• [What to produce] Identify the lines that include the word "color", then copy all of them.

• [Material provided]
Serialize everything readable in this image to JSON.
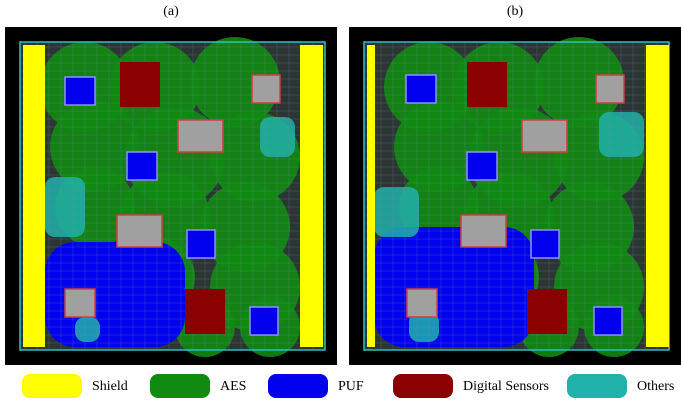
{
  "panels": [
    {
      "label": "(a)"
    },
    {
      "label": "(b)"
    }
  ],
  "legend": [
    {
      "label": "Shield",
      "color": "#ffff00"
    },
    {
      "label": "AES",
      "color": "#118a11"
    },
    {
      "label": "PUF",
      "color": "#0000ee"
    },
    {
      "label": "Digital Sensors",
      "color": "#8b0000"
    },
    {
      "label": "Others",
      "color": "#20b2aa"
    }
  ]
}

• [Answer]
      "color": "#ffff00"
      "color": "#118a11"
      "color": "#0000ee"
      "color": "#8b0000"
      "color": "#20b2aa"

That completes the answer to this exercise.